Prompt:
All of the data should be repeated exactly; pictures are not part of the copy.

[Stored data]
-=-=-

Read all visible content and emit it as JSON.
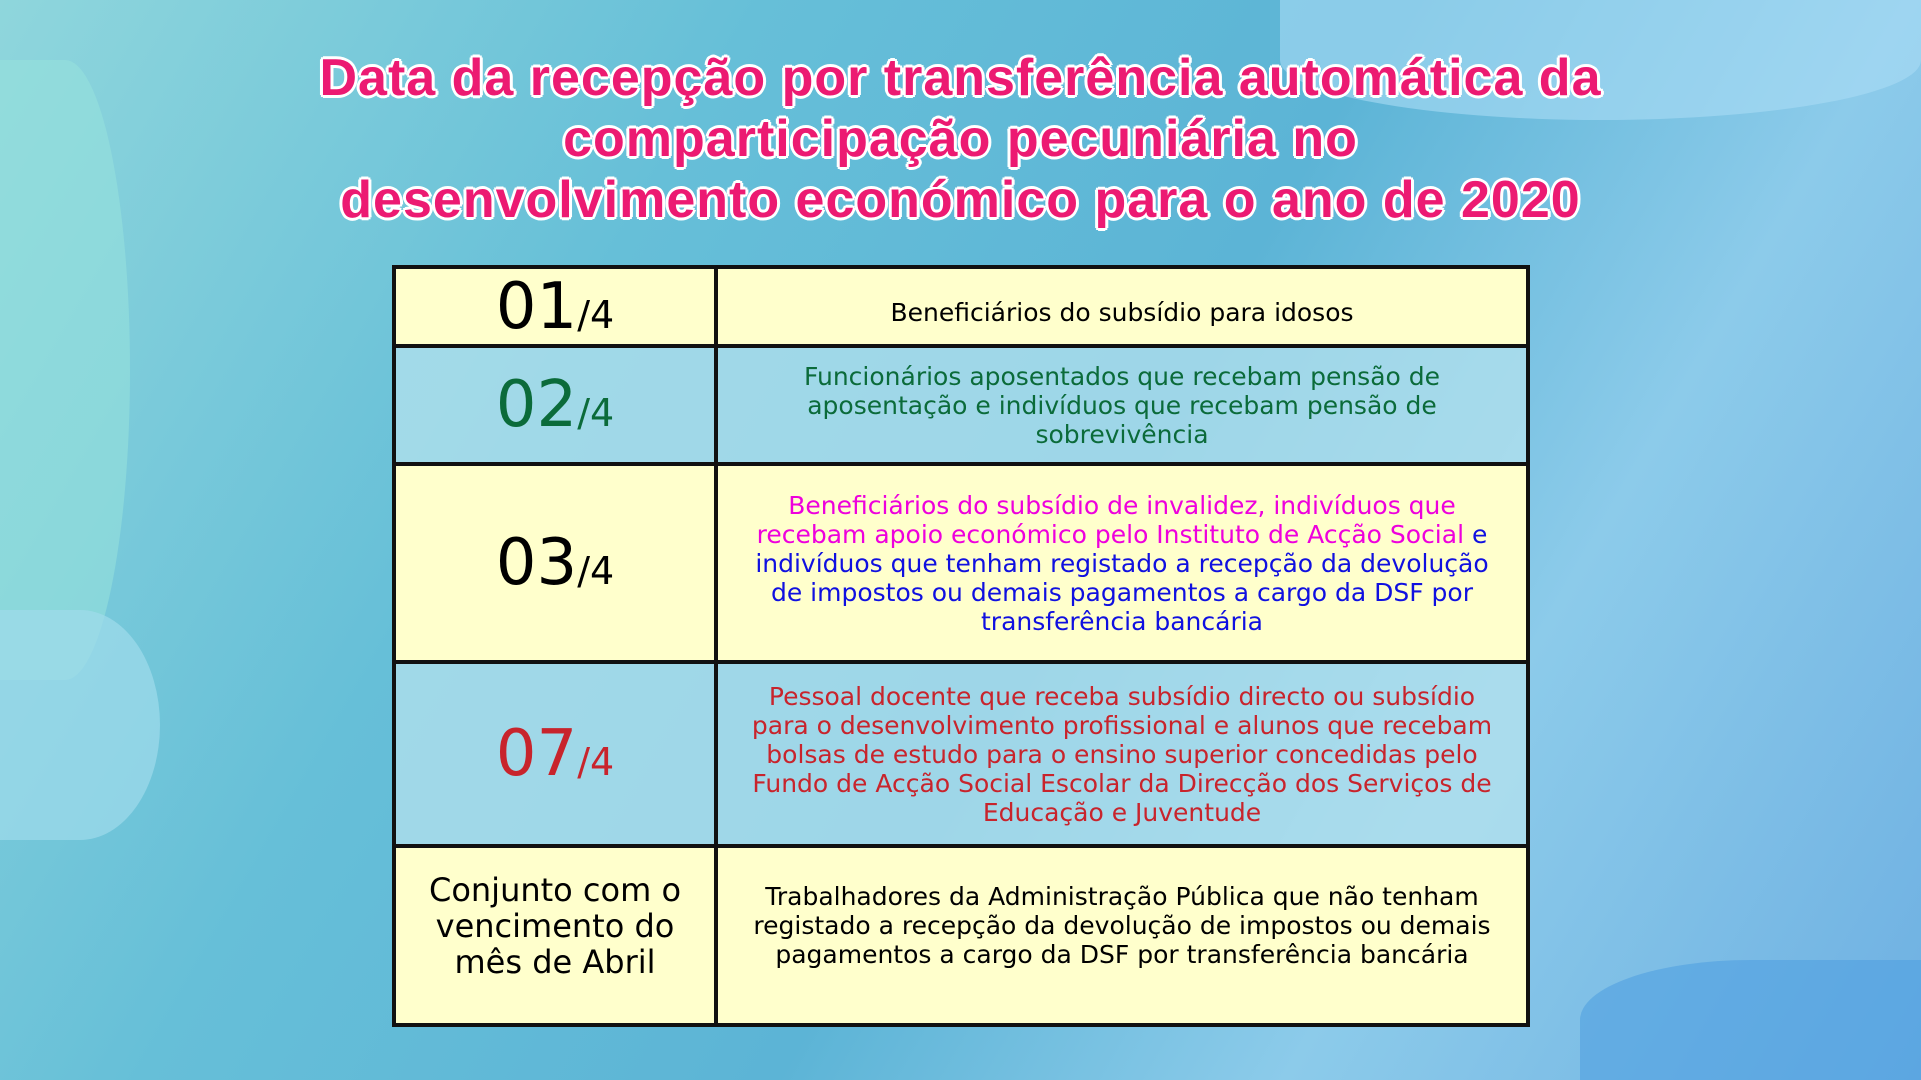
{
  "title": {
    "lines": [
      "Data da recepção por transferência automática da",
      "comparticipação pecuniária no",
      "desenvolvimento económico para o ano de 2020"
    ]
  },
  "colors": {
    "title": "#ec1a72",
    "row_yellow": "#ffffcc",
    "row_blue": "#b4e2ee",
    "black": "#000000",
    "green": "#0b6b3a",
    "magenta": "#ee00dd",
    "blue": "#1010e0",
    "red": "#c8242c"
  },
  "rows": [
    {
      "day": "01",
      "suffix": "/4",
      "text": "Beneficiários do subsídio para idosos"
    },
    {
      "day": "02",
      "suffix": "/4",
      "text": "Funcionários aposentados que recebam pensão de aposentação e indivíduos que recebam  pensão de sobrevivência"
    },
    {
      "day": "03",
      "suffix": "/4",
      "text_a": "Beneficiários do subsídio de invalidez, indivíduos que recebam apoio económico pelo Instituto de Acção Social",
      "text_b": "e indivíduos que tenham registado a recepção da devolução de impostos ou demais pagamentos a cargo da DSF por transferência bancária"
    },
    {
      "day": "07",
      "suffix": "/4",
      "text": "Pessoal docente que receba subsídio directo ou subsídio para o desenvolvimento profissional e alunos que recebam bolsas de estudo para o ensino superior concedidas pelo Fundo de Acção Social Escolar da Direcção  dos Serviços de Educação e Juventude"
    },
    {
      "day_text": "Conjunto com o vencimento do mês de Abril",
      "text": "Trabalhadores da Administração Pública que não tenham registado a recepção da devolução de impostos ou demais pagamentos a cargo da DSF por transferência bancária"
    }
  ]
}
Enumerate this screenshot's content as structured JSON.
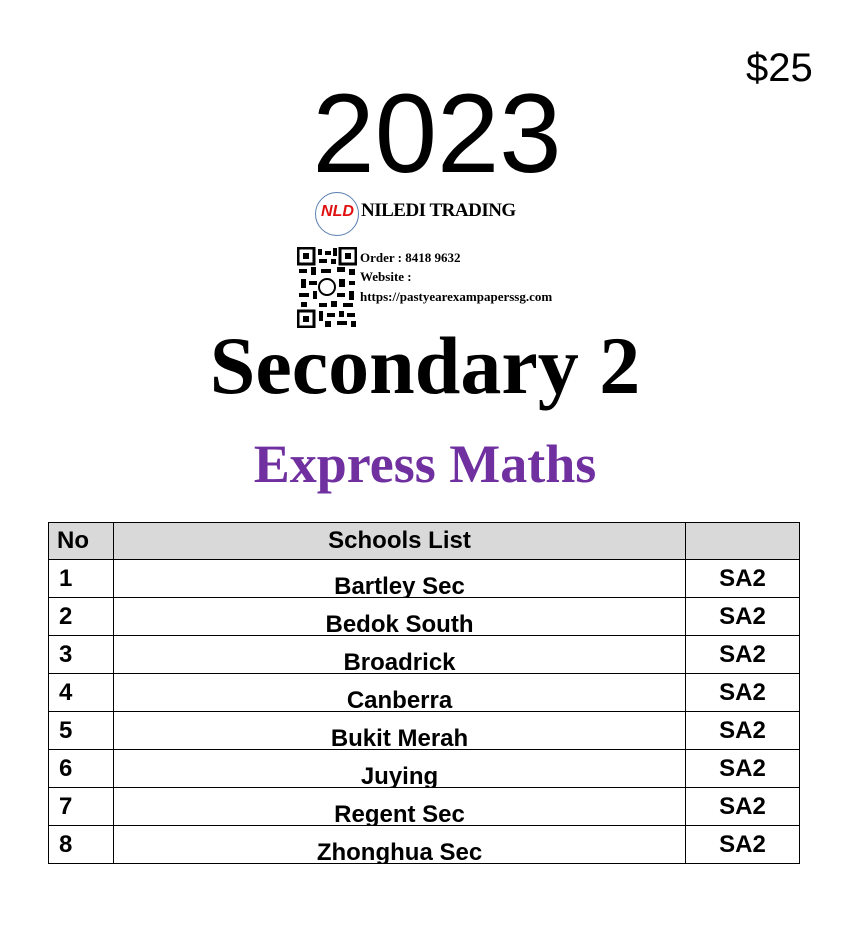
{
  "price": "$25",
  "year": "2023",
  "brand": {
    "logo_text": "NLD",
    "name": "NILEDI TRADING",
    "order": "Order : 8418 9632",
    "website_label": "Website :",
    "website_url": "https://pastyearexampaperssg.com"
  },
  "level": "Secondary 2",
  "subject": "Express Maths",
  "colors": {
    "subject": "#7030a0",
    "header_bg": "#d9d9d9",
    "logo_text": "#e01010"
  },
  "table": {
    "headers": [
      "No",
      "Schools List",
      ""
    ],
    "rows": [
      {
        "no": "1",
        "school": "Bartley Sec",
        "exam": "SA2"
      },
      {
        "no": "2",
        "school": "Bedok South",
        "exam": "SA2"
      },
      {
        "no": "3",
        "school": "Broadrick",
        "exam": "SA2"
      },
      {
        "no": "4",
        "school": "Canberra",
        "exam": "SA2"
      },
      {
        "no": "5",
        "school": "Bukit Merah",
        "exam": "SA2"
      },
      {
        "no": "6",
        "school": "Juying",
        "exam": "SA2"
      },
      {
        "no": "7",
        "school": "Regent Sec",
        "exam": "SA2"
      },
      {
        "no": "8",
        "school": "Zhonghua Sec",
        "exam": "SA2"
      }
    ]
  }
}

-=-=-

Task response:
Read all visible content and emit it as JSON.
{
  "title": {
    "lines": [
      "Data da recepção por transferência automática da",
      "comparticipação pecuniária no",
      "desenvolvimento económico para o ano de 2020"
    ]
  },
  "colors": {
    "title": "#ec1a72",
    "row_yellow": "#ffffcc",
    "row_blue": "#b4e2ee",
    "black": "#000000",
    "green": "#0b6b3a",
    "magenta": "#ee00dd",
    "blue": "#1010e0",
    "red": "#c8242c"
  },
  "rows": [
    {
      "day": "01",
      "suffix": "/4",
      "text": "Beneficiários do subsídio para idosos"
    },
    {
      "day": "02",
      "suffix": "/4",
      "text": "Funcionários aposentados que recebam pensão de aposentação e indivíduos que recebam  pensão de sobrevivência"
    },
    {
      "day": "03",
      "suffix": "/4",
      "text_a": "Beneficiários do subsídio de invalidez, indivíduos que recebam apoio económico pelo Instituto de Acção Social",
      "text_b": "e indivíduos que tenham registado a recepção da devolução de impostos ou demais pagamentos a cargo da DSF por transferência bancária"
    },
    {
      "day": "07",
      "suffix": "/4",
      "text": "Pessoal docente que receba subsídio directo ou subsídio para o desenvolvimento profissional e alunos que recebam bolsas de estudo para o ensino superior concedidas pelo Fundo de Acção Social Escolar da Direcção  dos Serviços de Educação e Juventude"
    },
    {
      "day_text": "Conjunto com o vencimento do mês de Abril",
      "text": "Trabalhadores da Administração Pública que não tenham registado a recepção da devolução de impostos ou demais pagamentos a cargo da DSF por transferência bancária"
    }
  ]
}
Enumerate this screenshot's content as structured JSON.
{
  "price": "$25",
  "year": "2023",
  "brand": {
    "logo_text": "NLD",
    "name": "NILEDI TRADING",
    "order": "Order : 8418 9632",
    "website_label": "Website :",
    "website_url": "https://pastyearexampaperssg.com"
  },
  "level": "Secondary 2",
  "subject": "Express Maths",
  "colors": {
    "subject": "#7030a0",
    "header_bg": "#d9d9d9",
    "logo_text": "#e01010"
  },
  "table": {
    "headers": [
      "No",
      "Schools List",
      ""
    ],
    "rows": [
      {
        "no": "1",
        "school": "Bartley Sec",
        "exam": "SA2"
      },
      {
        "no": "2",
        "school": "Bedok South",
        "exam": "SA2"
      },
      {
        "no": "3",
        "school": "Broadrick",
        "exam": "SA2"
      },
      {
        "no": "4",
        "school": "Canberra",
        "exam": "SA2"
      },
      {
        "no": "5",
        "school": "Bukit Merah",
        "exam": "SA2"
      },
      {
        "no": "6",
        "school": "Juying",
        "exam": "SA2"
      },
      {
        "no": "7",
        "school": "Regent Sec",
        "exam": "SA2"
      },
      {
        "no": "8",
        "school": "Zhonghua Sec",
        "exam": "SA2"
      }
    ]
  }
}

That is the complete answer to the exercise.